## Provided information
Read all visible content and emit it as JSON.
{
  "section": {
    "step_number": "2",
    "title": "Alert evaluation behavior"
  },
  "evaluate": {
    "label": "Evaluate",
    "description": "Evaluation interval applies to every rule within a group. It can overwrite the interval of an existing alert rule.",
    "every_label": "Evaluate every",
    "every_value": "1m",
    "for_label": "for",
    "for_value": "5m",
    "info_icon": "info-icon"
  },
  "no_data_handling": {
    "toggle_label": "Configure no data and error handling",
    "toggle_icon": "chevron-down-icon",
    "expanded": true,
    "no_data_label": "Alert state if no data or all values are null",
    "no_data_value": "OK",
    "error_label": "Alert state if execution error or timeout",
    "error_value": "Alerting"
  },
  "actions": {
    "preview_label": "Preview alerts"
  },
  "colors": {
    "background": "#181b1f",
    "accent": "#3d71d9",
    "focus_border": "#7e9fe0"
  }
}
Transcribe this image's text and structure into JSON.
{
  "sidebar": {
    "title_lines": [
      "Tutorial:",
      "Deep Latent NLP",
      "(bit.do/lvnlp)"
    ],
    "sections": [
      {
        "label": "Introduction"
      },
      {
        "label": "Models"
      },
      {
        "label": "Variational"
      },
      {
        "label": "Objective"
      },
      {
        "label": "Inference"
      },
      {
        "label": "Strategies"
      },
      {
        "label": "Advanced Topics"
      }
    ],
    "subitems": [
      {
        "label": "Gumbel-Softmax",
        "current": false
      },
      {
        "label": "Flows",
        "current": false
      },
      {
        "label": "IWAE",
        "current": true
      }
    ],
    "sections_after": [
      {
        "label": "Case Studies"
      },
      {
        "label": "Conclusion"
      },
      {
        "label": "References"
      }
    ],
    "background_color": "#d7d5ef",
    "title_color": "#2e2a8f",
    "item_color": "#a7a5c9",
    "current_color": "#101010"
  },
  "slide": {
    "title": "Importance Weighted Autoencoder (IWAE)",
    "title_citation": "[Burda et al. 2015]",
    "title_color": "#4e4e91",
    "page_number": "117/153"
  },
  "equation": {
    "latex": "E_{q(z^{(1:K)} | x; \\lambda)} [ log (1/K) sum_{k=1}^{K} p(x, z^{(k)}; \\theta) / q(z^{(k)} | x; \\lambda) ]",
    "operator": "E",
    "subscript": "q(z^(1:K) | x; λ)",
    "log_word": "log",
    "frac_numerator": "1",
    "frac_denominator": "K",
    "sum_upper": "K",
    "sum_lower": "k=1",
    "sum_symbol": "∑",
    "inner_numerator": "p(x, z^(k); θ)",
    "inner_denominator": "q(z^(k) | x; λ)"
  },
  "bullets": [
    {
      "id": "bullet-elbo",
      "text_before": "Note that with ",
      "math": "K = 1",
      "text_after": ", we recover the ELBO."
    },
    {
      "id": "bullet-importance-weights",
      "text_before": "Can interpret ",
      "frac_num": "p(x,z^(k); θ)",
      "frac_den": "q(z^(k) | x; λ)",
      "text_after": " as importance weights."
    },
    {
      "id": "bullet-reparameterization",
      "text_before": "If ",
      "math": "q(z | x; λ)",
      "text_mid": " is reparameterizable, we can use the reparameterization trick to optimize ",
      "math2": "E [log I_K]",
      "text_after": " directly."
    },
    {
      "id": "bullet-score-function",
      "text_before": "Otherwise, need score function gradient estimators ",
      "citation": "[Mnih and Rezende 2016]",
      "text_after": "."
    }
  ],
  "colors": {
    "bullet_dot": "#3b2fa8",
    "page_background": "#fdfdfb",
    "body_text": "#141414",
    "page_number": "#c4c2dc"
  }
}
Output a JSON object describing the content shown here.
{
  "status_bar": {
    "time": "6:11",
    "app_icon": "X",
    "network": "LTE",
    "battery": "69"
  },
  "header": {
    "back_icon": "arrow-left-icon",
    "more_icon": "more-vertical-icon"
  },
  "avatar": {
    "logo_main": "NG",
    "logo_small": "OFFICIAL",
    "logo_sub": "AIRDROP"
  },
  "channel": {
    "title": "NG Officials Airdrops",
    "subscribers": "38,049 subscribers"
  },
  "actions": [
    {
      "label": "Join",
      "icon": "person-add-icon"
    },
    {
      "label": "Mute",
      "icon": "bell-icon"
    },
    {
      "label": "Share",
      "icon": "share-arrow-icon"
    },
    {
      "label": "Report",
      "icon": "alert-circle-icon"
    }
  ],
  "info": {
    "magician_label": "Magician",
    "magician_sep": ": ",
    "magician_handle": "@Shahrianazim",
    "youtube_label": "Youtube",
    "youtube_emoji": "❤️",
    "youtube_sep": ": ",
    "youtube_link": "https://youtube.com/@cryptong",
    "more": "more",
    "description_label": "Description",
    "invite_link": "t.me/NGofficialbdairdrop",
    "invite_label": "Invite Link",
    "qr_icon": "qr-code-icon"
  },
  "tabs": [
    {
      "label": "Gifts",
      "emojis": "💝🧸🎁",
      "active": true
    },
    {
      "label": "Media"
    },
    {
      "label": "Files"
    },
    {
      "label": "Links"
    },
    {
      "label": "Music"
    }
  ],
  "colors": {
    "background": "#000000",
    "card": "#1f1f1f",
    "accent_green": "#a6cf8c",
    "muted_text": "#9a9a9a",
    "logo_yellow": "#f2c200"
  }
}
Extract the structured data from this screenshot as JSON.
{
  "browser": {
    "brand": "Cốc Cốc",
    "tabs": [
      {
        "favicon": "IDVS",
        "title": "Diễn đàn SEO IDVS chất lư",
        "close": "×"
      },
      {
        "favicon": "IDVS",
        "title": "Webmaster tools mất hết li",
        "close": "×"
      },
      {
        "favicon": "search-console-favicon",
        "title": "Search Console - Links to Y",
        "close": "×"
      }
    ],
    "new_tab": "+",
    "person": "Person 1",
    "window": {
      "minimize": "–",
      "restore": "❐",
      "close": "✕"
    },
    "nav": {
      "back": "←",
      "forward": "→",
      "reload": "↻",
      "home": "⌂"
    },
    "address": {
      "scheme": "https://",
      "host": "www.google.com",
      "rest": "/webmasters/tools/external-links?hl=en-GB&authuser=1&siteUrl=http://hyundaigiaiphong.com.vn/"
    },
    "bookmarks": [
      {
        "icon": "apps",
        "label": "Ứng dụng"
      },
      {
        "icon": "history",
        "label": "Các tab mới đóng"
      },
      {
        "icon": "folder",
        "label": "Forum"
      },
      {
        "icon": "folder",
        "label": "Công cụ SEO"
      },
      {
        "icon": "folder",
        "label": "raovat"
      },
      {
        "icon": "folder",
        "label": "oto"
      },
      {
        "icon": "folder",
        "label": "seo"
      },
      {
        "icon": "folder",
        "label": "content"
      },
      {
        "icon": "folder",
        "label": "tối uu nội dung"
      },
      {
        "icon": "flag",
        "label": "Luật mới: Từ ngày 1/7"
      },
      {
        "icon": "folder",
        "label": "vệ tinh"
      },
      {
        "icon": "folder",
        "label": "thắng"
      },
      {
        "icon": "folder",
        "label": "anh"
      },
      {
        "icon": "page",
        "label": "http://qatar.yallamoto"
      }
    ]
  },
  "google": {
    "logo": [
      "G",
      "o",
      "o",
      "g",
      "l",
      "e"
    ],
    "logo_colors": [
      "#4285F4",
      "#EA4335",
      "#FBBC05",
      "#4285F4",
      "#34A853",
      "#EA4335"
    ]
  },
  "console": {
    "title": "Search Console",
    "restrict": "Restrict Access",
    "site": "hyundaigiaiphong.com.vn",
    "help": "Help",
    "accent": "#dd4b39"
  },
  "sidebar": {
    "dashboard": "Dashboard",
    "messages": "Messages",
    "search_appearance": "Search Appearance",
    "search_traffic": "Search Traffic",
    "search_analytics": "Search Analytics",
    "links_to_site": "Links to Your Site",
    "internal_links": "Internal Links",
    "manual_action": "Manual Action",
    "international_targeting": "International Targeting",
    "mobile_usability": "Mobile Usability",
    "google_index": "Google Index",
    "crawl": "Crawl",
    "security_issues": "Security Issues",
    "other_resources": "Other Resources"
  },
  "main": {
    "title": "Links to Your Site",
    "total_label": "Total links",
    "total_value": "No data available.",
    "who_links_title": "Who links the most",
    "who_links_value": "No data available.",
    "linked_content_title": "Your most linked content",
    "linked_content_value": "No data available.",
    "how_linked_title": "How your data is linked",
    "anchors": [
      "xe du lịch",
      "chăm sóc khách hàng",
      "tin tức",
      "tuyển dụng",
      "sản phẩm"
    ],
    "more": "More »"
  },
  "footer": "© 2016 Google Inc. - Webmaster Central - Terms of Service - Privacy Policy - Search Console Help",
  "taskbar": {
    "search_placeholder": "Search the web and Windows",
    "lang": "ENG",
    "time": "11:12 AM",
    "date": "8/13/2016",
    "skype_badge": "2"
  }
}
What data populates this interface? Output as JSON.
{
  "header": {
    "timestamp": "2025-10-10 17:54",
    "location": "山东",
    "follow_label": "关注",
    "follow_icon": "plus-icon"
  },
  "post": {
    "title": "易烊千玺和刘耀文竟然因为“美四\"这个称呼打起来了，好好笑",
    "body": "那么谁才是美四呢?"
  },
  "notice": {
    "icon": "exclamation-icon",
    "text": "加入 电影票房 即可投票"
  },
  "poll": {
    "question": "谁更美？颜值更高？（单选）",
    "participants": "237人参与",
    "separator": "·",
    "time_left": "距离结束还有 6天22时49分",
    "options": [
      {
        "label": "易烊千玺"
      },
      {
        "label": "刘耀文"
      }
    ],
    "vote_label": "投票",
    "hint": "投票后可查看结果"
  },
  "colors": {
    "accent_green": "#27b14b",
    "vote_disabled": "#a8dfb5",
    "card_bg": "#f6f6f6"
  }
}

## Stated goal
Show all lines above holding "arrow".

## Response below
    "back_icon": "arrow-left-icon",
      "icon": "share-arrow-icon"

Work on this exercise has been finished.